_Your objective_: Pull each line holding "icon" out of the entries below.

_Dataset content_:
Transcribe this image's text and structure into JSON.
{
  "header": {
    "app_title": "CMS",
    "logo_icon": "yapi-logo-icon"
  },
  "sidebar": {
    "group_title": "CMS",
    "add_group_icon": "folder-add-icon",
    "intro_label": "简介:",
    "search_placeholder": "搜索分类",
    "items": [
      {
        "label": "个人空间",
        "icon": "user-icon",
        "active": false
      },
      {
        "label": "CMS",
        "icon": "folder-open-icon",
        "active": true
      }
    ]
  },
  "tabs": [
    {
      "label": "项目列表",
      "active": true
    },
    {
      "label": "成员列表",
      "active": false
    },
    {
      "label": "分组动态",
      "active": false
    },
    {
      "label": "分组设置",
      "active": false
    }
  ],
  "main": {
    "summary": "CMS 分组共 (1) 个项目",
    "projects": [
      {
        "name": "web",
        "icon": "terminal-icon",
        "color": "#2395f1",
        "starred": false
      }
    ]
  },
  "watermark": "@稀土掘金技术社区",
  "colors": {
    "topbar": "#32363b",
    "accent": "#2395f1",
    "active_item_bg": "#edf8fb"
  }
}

_Final result_:
    "logo_icon": "yapi-logo-icon"
    "add_group_icon": "folder-add-icon",
        "icon": "user-icon",
        "icon": "folder-open-icon",
        "icon": "terminal-icon",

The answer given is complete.